## To do
Check every line of the entries for "经费使用合规率", and copy the lines that hold it.

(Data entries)

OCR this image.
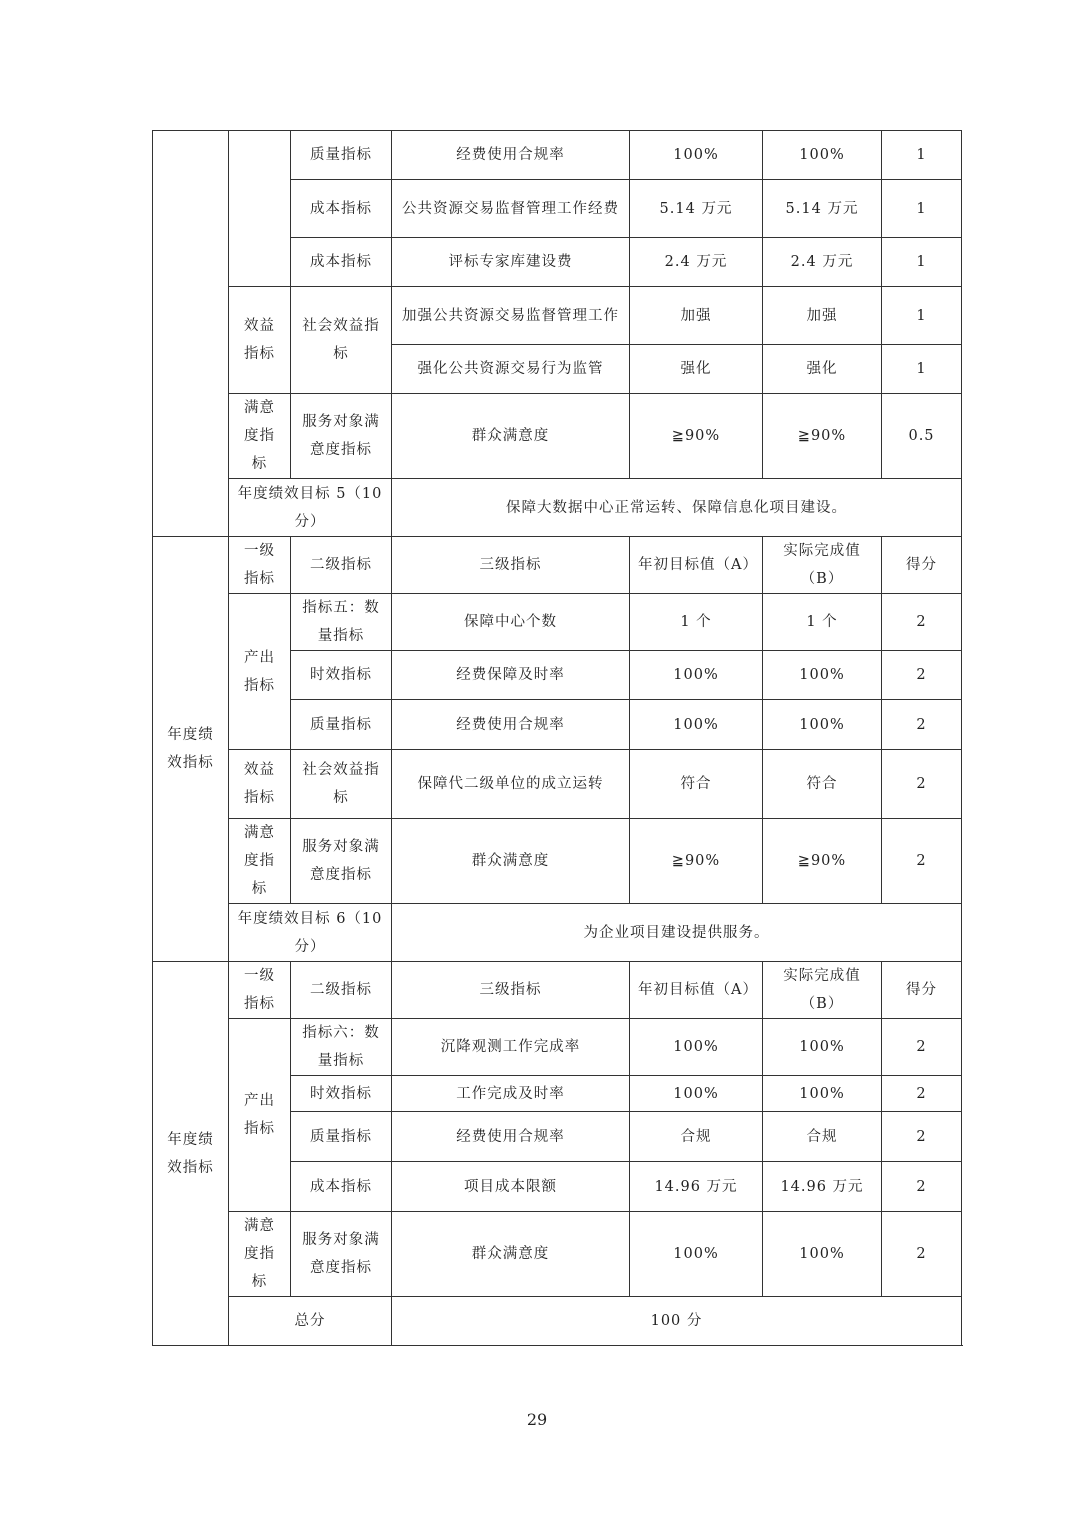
		质量指标	经费使用合规率	100%	100%	1
		成本指标	公共资源交易监督管理工作经费	5.14 万元	5.14 万元	1
		成本指标	评标专家库建设费	2.4 万元	2.4 万元	1
	效益指标	社会效益指标	加强公共资源交易监督管理工作	加强	加强	1
			强化公共资源交易行为监管	强化	强化	1
	满意度指标	服务对象满意度指标	群众满意度	≧90%	≧90%	0.5
	年度绩效目标 5（10 分）		保障大数据中心正常运转、保障信息化项目建设。			
年度绩效指标	一级指标	二级指标	三级指标	年初目标值（A）	实际完成值（B）	得分
	产出指标	指标五：数量指标	保障中心个数	1 个	1 个	2
		时效指标	经费保障及时率	100%	100%	2
		质量指标	经费使用合规率	100%	100%	2
	效益指标	社会效益指标	保障代二级单位的成立运转	符合	符合	2
	满意度指标	服务对象满意度指标	群众满意度	≧90%	≧90%	2
	年度绩效目标 6（10 分）		为企业项目建设提供服务。			
年度绩效指标	一级指标	二级指标	三级指标	年初目标值（A）	实际完成值（B）	得分
	产出指标	指标六：数量指标	沉降观测工作完成率	100%	100%	2
		时效指标	工作完成及时率	100%	100%	2
		质量指标	经费使用合规率	合规	合规	2
		成本指标	项目成本限额	14.96 万元	14.96 万元	2
	满意度指标	服务对象满意度指标	群众满意度	100%	100%	2
	总分		100 分			
29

## Reply
		质量指标	经费使用合规率	100%	100%	1
		质量指标	经费使用合规率	100%	100%	2
		质量指标	经费使用合规率	合规	合规	2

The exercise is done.